THE REQUEST: Can you give all the records again without altering a single character?
┏━━
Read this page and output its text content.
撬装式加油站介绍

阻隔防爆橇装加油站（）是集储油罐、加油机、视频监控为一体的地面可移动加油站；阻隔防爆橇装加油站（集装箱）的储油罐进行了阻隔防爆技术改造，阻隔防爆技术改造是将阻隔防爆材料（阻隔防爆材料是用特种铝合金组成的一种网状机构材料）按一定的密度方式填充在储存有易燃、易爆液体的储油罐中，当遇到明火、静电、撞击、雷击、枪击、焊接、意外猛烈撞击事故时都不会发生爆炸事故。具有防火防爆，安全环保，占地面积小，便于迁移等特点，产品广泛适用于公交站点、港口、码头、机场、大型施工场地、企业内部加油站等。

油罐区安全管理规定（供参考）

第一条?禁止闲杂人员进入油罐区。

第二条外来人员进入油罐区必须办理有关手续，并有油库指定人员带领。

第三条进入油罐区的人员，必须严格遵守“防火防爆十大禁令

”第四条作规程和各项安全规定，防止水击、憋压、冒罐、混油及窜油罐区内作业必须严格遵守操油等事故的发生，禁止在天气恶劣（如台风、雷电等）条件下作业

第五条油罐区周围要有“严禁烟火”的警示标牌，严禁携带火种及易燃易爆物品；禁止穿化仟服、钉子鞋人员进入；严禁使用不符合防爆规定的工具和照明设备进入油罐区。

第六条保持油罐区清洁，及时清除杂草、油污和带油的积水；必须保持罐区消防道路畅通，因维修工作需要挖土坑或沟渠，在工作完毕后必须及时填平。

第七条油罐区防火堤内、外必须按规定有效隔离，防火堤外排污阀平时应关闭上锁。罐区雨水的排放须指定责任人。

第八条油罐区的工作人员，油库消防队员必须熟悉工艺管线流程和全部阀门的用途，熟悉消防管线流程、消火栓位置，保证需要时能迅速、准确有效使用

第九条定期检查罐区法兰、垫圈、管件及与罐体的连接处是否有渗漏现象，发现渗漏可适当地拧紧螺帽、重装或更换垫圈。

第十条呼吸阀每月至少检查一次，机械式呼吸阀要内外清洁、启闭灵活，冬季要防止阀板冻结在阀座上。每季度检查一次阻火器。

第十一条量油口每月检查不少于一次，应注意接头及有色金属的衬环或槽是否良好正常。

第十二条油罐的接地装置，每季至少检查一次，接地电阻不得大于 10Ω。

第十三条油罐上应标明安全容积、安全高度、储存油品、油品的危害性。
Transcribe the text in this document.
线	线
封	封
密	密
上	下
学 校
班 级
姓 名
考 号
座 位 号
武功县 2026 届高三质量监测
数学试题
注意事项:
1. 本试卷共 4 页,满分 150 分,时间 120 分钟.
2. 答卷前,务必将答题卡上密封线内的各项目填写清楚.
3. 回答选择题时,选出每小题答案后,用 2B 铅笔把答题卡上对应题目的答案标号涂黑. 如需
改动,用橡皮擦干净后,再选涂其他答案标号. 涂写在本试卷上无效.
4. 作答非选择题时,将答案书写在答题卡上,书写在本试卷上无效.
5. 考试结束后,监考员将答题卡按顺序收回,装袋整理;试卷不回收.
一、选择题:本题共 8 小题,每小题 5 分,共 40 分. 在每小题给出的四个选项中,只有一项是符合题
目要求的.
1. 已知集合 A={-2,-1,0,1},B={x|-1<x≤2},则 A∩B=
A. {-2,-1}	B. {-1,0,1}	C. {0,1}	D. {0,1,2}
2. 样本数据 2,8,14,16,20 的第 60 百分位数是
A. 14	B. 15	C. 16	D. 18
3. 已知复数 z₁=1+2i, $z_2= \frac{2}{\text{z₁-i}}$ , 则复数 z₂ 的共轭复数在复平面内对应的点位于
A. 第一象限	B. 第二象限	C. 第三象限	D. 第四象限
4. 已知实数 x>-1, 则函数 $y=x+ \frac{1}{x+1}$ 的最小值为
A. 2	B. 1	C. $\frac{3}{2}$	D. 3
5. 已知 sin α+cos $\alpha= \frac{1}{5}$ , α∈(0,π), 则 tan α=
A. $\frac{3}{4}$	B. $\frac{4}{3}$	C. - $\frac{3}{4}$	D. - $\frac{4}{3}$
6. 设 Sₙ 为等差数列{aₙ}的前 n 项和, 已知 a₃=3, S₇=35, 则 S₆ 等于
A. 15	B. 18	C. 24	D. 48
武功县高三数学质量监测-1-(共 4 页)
┗━━
RESULT BELOW:
Read this page and output its text content.
撬装式加油站介绍

阻隔防爆橇装加油站（）是集储油罐、加油机、视频监控为一体的地面可移动加油站；阻隔防爆橇装加油站（集装箱）的储油罐进行了阻隔防爆技术改造，阻隔防爆技术改造是将阻隔防爆材料（阻隔防爆材料是用特种铝合金组成的一种网状机构材料）按一定的密度方式填充在储存有易燃、易爆液体的储油罐中，当遇到明火、静电、撞击、雷击、枪击、焊接、意外猛烈撞击事故时都不会发生爆炸事故。具有防火防爆，安全环保，占地面积小，便于迁移等特点，产品广泛适用于公交站点、港口、码头、机场、大型施工场地、企业内部加油站等。

油罐区安全管理规定（供参考）

第一条?禁止闲杂人员进入油罐区。

第二条外来人员进入油罐区必须办理有关手续，并有油库指定人员带领。

第三条进入油罐区的人员，必须严格遵守“防火防爆十大禁令

”第四条作规程和各项安全规定，防止水击、憋压、冒罐、混油及窜油罐区内作业必须严格遵守操油等事故的发生，禁止在天气恶劣（如台风、雷电等）条件下作业

第五条油罐区周围要有“严禁烟火”的警示标牌，严禁携带火种及易燃易爆物品；禁止穿化仟服、钉子鞋人员进入；严禁使用不符合防爆规定的工具和照明设备进入油罐区。

第六条保持油罐区清洁，及时清除杂草、油污和带油的积水；必须保持罐区消防道路畅通，因维修工作需要挖土坑或沟渠，在工作完毕后必须及时填平。

第七条油罐区防火堤内、外必须按规定有效隔离，防火堤外排污阀平时应关闭上锁。罐区雨水的排放须指定责任人。

第八条油罐区的工作人员，油库消防队员必须熟悉工艺管线流程和全部阀门的用途，熟悉消防管线流程、消火栓位置，保证需要时能迅速、准确有效使用

第九条定期检查罐区法兰、垫圈、管件及与罐体的连接处是否有渗漏现象，发现渗漏可适当地拧紧螺帽、重装或更换垫圈。

第十条呼吸阀每月至少检查一次，机械式呼吸阀要内外清洁、启闭灵活，冬季要防止阀板冻结在阀座上。每季度检查一次阻火器。

第十一条量油口每月检查不少于一次，应注意接头及有色金属的衬环或槽是否良好正常。

第十二条油罐的接地装置，每季至少检查一次，接地电阻不得大于 10Ω。

第十三条油罐上应标明安全容积、安全高度、储存油品、油品的危害性。
Transcribe the text in this document.
线	线
封	封
密	密
上	下
学 校
班 级
姓 名
考 号
座 位 号
武功县 2026 届高三质量监测
数学试题
注意事项:
1. 本试卷共 4 页,满分 150 分,时间 120 分钟.
2. 答卷前,务必将答题卡上密封线内的各项目填写清楚.
3. 回答选择题时,选出每小题答案后,用 2B 铅笔把答题卡上对应题目的答案标号涂黑. 如需
改动,用橡皮擦干净后,再选涂其他答案标号. 涂写在本试卷上无效.
4. 作答非选择题时,将答案书写在答题卡上,书写在本试卷上无效.
5. 考试结束后,监考员将答题卡按顺序收回,装袋整理;试卷不回收.
一、选择题:本题共 8 小题,每小题 5 分,共 40 分. 在每小题给出的四个选项中,只有一项是符合题
目要求的.
1. 已知集合 A={-2,-1,0,1},B={x|-1<x≤2},则 A∩B=
A. {-2,-1}	B. {-1,0,1}	C. {0,1}	D. {0,1,2}
2. 样本数据 2,8,14,16,20 的第 60 百分位数是
A. 14	B. 15	C. 16	D. 18
3. 已知复数 z₁=1+2i, $z_2= \frac{2}{\text{z₁-i}}$ , 则复数 z₂ 的共轭复数在复平面内对应的点位于
A. 第一象限	B. 第二象限	C. 第三象限	D. 第四象限
4. 已知实数 x>-1, 则函数 $y=x+ \frac{1}{x+1}$ 的最小值为
A. 2	B. 1	C. $\frac{3}{2}$	D. 3
5. 已知 sin α+cos $\alpha= \frac{1}{5}$ , α∈(0,π), 则 tan α=
A. $\frac{3}{4}$	B. $\frac{4}{3}$	C. - $\frac{3}{4}$	D. - $\frac{4}{3}$
6. 设 Sₙ 为等差数列{aₙ}的前 n 项和, 已知 a₃=3, S₇=35, 则 S₆ 等于
A. 15	B. 18	C. 24	D. 48
武功县高三数学质量监测-1-(共 4 页)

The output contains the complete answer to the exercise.